START Supplied material

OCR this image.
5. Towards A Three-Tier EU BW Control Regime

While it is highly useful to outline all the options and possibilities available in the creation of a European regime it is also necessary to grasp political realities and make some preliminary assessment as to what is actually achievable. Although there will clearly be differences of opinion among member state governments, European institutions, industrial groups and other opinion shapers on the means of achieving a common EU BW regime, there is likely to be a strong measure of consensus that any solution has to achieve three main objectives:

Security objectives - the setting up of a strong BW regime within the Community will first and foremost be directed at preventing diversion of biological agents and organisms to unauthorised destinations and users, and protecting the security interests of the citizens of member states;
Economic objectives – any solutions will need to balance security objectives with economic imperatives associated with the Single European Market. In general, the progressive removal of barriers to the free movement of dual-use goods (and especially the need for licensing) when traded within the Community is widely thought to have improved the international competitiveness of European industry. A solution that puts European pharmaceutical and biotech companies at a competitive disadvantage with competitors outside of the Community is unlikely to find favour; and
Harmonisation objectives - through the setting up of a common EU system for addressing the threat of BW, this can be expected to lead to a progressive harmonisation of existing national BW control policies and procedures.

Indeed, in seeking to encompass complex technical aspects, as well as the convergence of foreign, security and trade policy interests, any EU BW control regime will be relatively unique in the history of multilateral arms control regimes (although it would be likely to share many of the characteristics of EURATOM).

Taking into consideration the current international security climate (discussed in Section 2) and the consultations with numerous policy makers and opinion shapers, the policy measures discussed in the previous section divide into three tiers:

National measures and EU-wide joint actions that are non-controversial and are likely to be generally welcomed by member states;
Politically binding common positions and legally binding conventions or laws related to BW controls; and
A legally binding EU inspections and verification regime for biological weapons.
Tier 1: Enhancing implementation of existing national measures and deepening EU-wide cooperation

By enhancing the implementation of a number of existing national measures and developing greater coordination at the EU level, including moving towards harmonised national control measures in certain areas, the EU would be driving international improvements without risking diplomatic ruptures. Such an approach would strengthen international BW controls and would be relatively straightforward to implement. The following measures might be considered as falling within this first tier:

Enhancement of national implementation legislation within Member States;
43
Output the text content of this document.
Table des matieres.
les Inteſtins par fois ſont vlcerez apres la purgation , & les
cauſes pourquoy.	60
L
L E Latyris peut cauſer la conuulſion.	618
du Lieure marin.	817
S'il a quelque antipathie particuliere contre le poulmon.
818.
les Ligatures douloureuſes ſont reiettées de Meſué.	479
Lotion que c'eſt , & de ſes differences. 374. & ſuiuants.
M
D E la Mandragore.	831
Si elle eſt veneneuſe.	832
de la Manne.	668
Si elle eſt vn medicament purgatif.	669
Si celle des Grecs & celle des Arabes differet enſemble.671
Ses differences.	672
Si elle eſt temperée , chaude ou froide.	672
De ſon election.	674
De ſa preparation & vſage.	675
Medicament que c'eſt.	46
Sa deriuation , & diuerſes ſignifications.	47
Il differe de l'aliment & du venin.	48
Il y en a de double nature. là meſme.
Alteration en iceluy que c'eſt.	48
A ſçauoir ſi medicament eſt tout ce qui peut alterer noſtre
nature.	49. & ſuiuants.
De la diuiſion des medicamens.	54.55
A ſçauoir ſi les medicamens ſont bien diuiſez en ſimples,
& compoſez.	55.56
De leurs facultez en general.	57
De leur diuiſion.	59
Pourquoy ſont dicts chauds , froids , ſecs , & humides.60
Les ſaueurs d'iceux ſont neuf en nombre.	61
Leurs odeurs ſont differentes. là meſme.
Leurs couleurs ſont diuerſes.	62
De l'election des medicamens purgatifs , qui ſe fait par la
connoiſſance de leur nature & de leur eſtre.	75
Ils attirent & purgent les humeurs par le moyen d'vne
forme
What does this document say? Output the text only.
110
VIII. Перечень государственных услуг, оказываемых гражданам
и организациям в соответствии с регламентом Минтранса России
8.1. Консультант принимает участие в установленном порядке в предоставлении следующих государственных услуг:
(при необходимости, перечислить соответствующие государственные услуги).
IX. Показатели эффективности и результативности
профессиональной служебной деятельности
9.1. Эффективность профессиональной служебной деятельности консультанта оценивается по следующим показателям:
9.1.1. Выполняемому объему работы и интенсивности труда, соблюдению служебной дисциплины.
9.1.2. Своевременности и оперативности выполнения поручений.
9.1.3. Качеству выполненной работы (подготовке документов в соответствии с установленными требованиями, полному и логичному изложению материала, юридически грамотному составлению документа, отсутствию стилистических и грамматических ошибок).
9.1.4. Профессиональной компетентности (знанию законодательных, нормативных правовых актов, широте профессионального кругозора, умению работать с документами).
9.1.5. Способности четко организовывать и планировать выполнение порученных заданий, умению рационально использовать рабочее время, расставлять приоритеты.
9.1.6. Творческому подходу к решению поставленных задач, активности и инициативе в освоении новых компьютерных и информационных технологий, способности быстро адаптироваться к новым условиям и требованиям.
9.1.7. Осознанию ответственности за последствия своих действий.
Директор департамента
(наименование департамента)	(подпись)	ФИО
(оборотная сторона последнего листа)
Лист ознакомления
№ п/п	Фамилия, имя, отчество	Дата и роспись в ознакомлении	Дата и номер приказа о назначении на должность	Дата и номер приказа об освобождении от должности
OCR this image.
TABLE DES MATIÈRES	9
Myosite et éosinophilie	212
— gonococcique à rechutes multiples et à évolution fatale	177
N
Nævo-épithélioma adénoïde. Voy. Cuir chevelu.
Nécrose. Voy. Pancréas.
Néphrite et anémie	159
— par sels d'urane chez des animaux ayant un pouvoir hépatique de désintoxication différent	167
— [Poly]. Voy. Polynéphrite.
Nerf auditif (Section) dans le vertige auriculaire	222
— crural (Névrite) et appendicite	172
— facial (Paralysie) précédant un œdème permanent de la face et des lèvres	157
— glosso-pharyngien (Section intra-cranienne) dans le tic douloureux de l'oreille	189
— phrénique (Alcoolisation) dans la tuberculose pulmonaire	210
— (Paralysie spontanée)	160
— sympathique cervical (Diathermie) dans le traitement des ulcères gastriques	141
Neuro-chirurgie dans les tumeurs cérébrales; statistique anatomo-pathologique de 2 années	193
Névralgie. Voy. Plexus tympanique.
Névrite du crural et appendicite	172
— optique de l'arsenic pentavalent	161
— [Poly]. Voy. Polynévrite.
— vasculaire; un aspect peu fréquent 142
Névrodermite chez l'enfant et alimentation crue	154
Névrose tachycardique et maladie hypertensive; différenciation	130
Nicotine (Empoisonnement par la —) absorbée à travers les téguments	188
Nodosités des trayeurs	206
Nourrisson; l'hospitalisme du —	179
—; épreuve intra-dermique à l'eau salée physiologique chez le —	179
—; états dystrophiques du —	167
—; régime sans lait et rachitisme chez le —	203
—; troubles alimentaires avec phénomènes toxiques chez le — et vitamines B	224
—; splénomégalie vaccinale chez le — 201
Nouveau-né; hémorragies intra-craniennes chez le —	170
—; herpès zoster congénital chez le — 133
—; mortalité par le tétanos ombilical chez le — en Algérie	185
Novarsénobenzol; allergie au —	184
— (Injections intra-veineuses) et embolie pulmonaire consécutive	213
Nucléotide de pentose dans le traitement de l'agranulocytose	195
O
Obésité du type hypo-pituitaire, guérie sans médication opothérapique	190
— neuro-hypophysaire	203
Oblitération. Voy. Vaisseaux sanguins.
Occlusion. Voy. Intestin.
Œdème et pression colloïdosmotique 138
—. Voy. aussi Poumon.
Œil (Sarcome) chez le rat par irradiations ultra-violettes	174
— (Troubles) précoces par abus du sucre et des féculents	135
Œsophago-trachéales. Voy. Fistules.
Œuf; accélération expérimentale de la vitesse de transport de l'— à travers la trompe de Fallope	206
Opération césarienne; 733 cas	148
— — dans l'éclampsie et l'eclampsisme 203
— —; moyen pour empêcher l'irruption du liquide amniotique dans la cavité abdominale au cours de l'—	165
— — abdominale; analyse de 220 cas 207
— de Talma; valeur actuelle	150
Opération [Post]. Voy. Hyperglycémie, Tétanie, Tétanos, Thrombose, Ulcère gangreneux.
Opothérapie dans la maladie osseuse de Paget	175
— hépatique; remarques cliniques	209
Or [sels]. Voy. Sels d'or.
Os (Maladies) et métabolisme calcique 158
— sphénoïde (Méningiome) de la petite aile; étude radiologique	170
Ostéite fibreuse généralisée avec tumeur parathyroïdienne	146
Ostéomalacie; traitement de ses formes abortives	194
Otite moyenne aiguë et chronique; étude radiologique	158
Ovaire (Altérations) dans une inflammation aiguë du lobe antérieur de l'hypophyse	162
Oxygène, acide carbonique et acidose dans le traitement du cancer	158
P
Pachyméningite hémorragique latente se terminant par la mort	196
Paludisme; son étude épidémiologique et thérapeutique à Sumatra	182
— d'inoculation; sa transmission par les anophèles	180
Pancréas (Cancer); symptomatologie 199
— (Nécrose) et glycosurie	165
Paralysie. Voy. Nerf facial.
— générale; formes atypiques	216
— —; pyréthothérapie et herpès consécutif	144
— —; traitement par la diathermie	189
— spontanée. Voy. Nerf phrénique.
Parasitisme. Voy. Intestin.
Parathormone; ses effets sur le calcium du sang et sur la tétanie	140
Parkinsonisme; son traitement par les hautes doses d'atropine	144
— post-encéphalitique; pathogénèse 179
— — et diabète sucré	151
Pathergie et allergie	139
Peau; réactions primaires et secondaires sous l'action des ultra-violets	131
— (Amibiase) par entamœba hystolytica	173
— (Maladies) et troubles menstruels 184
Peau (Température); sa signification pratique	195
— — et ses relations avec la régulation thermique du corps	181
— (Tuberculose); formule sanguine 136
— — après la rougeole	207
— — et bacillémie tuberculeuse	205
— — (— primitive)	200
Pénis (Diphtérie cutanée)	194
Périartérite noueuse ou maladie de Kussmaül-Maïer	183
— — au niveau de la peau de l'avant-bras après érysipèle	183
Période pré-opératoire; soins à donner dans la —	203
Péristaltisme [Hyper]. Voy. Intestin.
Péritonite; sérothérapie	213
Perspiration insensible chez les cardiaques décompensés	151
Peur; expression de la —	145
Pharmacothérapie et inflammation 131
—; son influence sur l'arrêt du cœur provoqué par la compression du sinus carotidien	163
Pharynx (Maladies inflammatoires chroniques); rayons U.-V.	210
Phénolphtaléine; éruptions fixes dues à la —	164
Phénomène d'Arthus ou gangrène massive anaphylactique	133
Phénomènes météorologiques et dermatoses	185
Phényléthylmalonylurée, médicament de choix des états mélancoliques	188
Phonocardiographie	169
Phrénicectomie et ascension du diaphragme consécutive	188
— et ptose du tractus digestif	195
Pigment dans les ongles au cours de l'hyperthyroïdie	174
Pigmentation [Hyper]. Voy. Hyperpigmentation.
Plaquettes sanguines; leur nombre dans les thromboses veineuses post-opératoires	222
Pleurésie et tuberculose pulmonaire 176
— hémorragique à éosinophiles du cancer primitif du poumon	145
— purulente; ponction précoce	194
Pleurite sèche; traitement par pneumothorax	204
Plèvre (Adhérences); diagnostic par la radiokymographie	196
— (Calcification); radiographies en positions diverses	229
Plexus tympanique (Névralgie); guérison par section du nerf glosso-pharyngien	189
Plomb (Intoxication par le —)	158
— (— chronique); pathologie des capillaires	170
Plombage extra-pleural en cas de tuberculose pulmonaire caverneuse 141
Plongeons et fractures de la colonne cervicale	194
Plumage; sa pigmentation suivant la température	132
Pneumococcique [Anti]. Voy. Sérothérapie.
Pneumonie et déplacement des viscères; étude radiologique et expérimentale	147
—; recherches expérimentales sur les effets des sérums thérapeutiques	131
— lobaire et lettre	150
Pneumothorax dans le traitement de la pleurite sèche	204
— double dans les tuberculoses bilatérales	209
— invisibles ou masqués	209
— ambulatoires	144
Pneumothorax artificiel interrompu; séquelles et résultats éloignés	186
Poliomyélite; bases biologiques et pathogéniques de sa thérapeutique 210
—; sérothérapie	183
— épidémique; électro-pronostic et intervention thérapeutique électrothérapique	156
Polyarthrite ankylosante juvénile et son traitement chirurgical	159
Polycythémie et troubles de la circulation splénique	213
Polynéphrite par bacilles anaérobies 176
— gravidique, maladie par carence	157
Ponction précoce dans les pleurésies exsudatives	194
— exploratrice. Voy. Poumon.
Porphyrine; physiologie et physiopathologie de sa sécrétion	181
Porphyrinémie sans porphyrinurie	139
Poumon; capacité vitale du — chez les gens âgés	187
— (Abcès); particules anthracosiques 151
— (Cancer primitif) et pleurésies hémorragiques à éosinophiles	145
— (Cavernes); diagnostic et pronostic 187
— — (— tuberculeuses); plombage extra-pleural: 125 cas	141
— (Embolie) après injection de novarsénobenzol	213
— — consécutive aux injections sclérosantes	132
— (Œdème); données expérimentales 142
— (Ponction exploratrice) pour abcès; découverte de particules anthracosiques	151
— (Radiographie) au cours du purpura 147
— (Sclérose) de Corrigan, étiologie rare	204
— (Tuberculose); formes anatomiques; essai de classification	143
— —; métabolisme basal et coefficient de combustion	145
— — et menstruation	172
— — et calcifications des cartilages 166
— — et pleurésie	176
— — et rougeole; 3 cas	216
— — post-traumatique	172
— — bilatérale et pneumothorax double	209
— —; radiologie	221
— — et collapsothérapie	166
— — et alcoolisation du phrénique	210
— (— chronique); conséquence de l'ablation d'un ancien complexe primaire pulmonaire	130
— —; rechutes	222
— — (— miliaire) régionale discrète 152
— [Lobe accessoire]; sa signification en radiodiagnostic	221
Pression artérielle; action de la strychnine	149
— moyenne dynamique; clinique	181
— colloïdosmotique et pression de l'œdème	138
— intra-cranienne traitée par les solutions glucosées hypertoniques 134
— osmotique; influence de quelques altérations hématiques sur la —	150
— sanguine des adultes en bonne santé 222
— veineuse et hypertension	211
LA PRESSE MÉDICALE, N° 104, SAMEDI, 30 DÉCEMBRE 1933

END Supplied material

Written problem: Scan the material above for the word "rechutes". Copy each line where it occurs.

Exercise solution:
— gonococcique à rechutes multiples et à évolution fatale	177
— —; rechutes	222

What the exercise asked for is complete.